## BEGIN Data rows

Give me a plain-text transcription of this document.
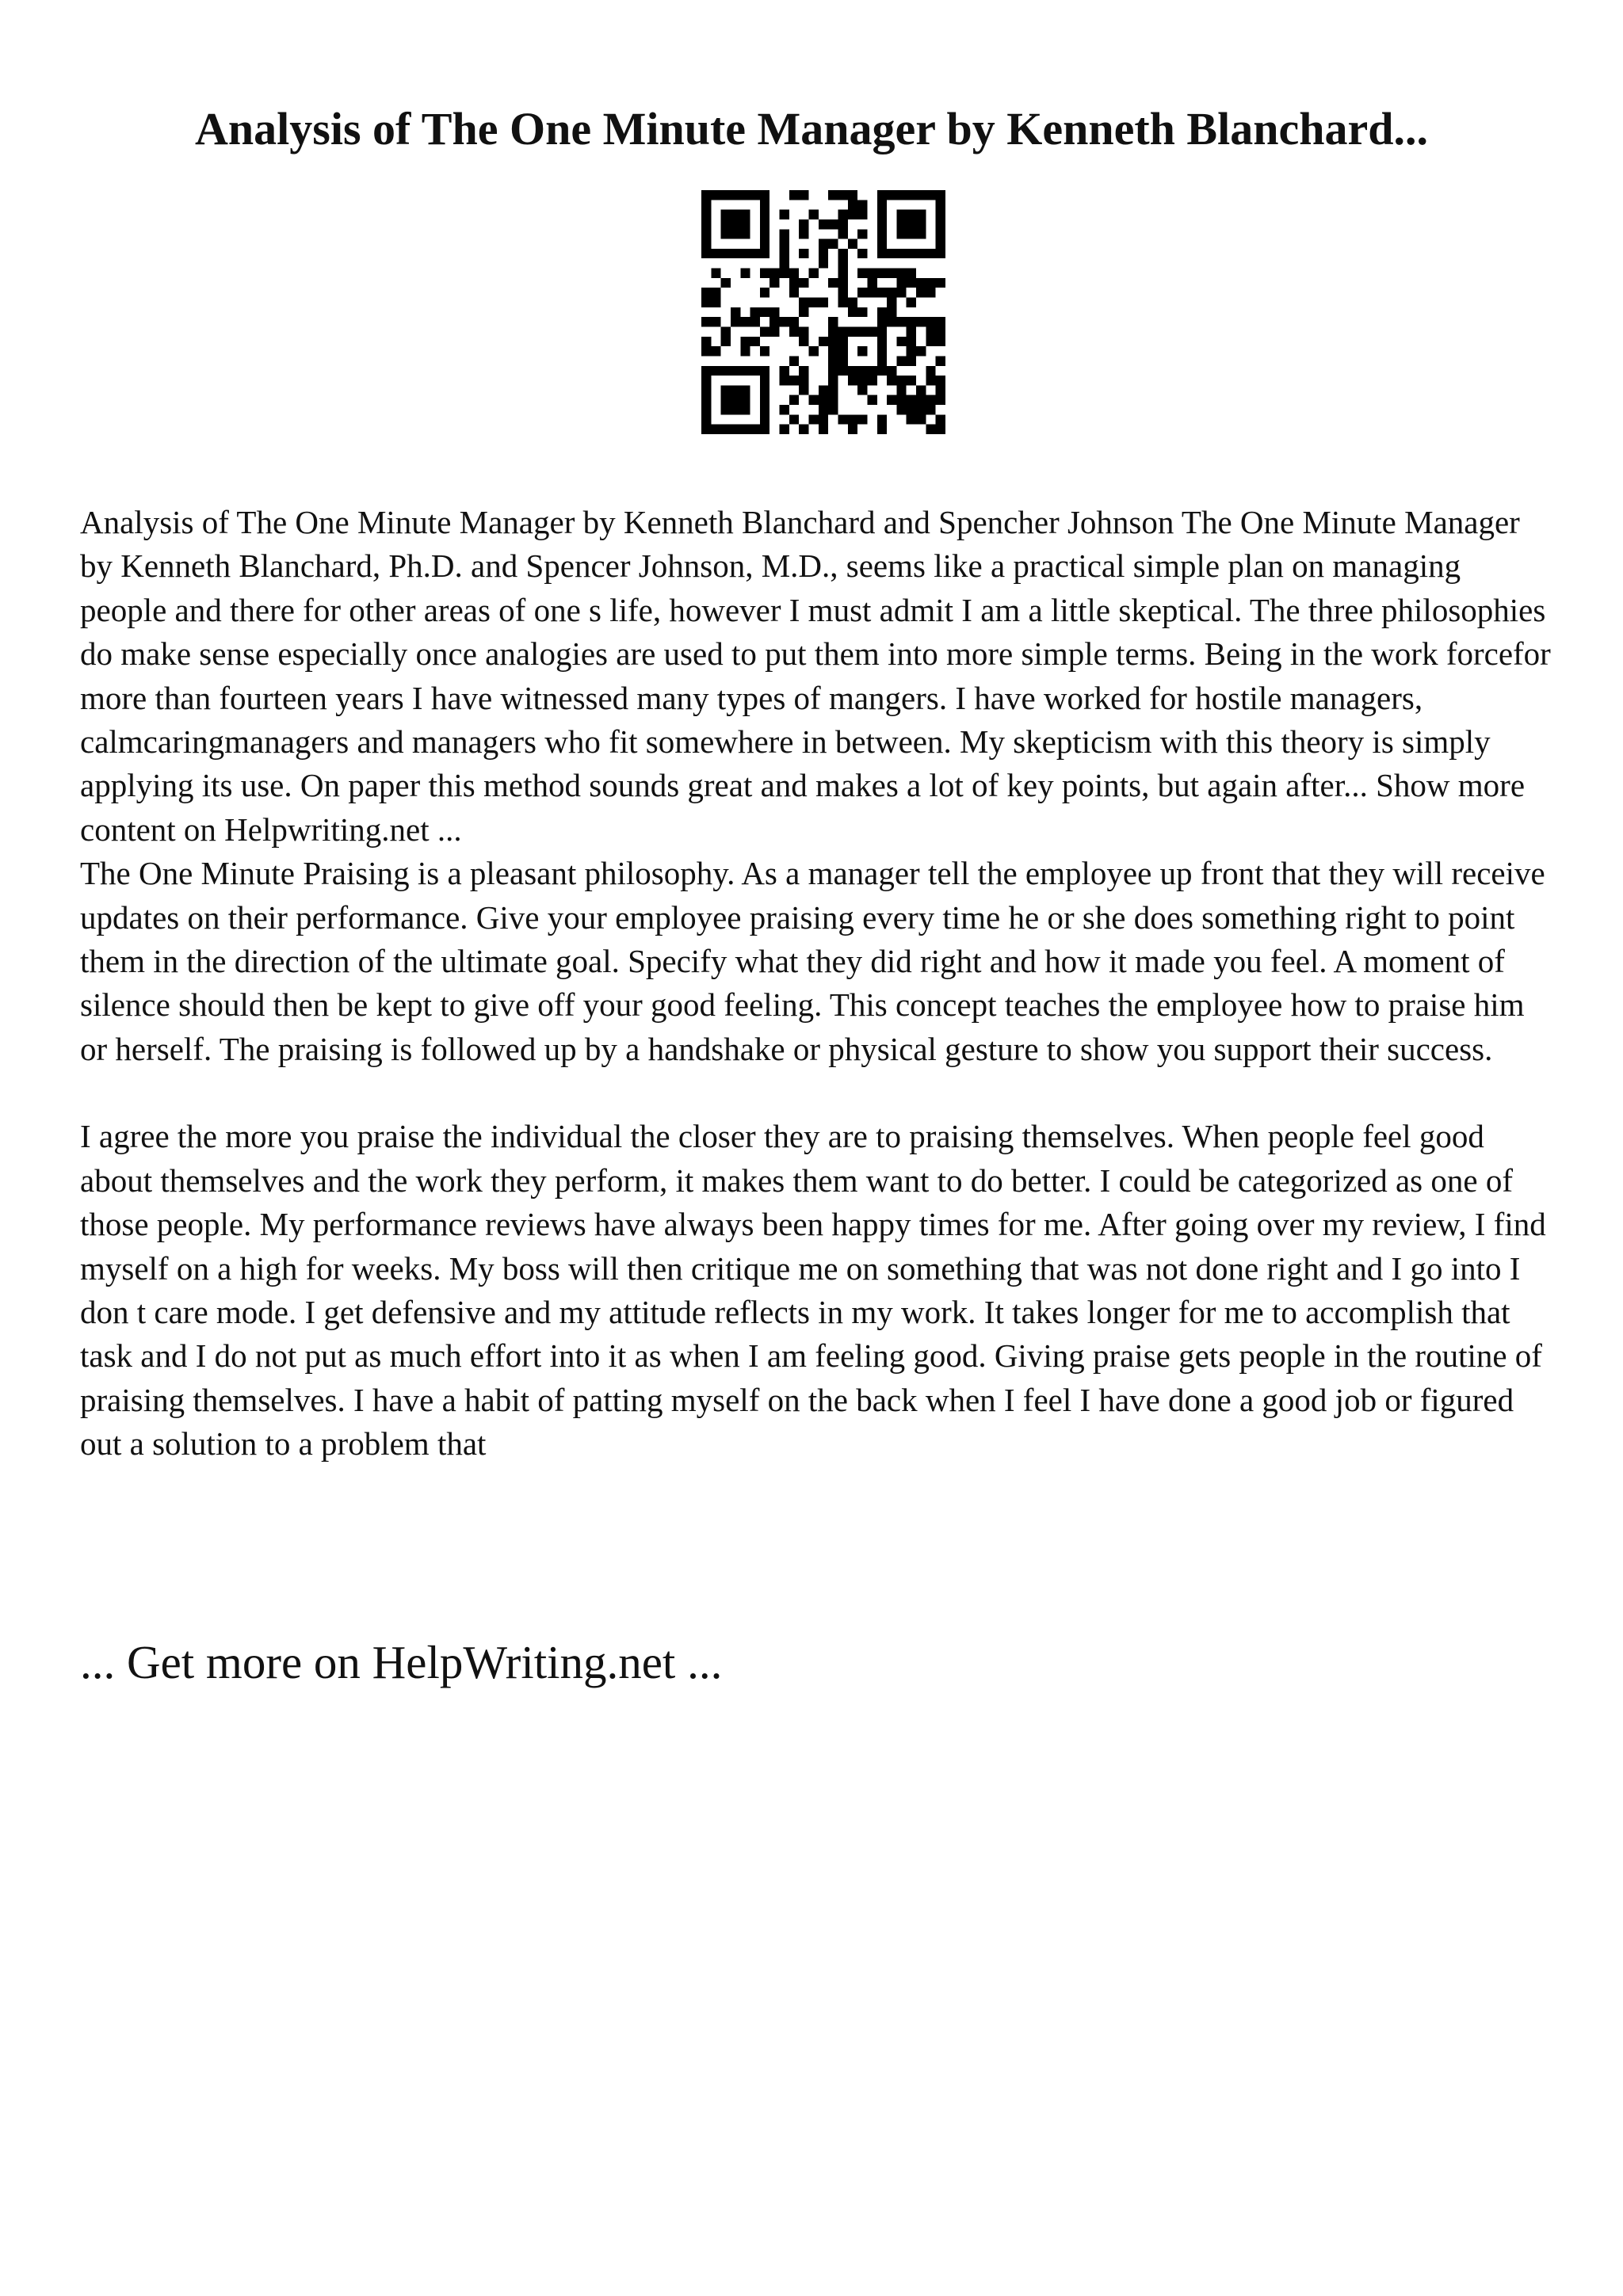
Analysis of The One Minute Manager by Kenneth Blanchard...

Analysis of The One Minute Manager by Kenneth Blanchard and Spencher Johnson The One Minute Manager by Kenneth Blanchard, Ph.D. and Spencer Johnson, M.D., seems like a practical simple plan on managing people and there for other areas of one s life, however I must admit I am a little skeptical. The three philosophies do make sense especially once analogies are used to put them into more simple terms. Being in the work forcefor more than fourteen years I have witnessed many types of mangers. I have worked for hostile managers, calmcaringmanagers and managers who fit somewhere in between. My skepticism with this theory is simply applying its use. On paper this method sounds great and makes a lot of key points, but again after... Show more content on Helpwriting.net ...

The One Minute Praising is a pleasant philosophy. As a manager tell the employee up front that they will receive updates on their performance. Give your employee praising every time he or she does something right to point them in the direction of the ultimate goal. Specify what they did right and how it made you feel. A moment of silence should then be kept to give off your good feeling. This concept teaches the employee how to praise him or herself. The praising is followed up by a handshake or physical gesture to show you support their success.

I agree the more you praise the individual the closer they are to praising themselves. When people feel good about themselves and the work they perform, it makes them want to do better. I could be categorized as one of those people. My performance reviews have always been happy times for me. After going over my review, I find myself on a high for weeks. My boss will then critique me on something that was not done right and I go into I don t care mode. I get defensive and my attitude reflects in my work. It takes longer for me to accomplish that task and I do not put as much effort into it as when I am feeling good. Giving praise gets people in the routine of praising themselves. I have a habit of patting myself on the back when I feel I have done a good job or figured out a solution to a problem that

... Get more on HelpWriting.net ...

## END Data rows
## BEGIN Data rows

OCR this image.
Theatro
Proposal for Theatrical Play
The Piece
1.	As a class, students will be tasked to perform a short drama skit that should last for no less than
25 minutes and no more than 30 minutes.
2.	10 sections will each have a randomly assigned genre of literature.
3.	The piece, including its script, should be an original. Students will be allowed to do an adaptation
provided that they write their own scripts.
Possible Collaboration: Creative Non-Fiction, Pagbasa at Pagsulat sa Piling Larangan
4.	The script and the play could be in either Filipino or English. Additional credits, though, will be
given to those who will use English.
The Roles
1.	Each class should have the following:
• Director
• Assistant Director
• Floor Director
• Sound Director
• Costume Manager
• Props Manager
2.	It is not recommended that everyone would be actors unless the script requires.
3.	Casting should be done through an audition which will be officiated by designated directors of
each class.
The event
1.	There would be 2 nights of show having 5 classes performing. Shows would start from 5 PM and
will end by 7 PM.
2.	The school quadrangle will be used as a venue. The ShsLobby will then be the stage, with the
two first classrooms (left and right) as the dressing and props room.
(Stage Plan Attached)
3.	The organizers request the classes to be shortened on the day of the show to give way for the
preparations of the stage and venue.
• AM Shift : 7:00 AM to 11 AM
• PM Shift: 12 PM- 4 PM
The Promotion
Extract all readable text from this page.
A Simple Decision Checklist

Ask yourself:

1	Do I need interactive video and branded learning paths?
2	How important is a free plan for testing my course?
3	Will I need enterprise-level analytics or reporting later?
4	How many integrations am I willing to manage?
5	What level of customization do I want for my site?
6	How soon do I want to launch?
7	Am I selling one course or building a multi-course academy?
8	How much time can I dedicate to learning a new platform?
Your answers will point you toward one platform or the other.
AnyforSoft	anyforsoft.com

## END Data rows

§ Your task
Find the lines above holding the word "Shift" and show them.

§ The result
• AM Shift : 7:00 AM to 11 AM
• PM Shift: 12 PM- 4 PM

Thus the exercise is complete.